## [Provided material]
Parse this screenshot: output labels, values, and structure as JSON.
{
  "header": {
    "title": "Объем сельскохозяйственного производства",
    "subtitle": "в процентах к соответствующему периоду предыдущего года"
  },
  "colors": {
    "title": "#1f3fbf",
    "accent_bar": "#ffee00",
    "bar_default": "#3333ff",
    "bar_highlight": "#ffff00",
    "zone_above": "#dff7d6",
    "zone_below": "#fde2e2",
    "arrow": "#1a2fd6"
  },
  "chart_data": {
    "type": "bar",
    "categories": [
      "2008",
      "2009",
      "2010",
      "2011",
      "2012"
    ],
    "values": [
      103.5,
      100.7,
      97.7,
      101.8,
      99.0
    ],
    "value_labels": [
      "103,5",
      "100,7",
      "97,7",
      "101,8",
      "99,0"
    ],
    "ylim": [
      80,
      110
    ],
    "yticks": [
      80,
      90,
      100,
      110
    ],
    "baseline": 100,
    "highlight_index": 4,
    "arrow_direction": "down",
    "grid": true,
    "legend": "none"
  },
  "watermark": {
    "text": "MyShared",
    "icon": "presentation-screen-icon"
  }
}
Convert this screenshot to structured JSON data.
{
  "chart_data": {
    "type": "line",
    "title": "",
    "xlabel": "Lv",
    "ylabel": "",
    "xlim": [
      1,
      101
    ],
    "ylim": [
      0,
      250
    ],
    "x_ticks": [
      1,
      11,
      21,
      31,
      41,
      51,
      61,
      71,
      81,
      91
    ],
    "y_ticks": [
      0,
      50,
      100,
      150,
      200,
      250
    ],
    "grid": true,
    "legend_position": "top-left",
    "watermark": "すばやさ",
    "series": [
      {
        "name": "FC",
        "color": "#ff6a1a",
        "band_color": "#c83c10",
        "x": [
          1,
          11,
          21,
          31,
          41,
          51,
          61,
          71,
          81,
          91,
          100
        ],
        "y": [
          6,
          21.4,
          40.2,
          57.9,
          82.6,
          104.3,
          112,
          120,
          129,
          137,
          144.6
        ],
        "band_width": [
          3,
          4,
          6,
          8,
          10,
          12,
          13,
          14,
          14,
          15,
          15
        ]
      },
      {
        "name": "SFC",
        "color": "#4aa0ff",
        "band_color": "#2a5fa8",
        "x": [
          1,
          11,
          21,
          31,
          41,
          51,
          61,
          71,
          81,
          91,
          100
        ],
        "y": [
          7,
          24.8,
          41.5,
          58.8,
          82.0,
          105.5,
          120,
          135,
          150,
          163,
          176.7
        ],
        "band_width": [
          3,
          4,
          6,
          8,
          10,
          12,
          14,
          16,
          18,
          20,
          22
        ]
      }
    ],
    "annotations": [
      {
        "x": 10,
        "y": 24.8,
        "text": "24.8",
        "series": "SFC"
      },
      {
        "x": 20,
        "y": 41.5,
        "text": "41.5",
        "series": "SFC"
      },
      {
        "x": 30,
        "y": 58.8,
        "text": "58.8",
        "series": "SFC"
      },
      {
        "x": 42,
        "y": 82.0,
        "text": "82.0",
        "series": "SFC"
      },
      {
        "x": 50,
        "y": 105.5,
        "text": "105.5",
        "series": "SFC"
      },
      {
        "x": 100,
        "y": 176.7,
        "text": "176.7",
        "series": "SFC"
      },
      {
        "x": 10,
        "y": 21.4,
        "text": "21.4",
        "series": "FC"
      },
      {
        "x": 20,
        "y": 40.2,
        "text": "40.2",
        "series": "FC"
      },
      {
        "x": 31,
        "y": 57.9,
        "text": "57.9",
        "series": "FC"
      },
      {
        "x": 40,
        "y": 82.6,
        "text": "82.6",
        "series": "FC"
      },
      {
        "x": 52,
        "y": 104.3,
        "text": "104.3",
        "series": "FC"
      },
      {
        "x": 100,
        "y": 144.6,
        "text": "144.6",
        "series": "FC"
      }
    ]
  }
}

## [Problem to solve]
Count every line of the records that holds "this". State the number, nothing else.

## [Reply to the task]
2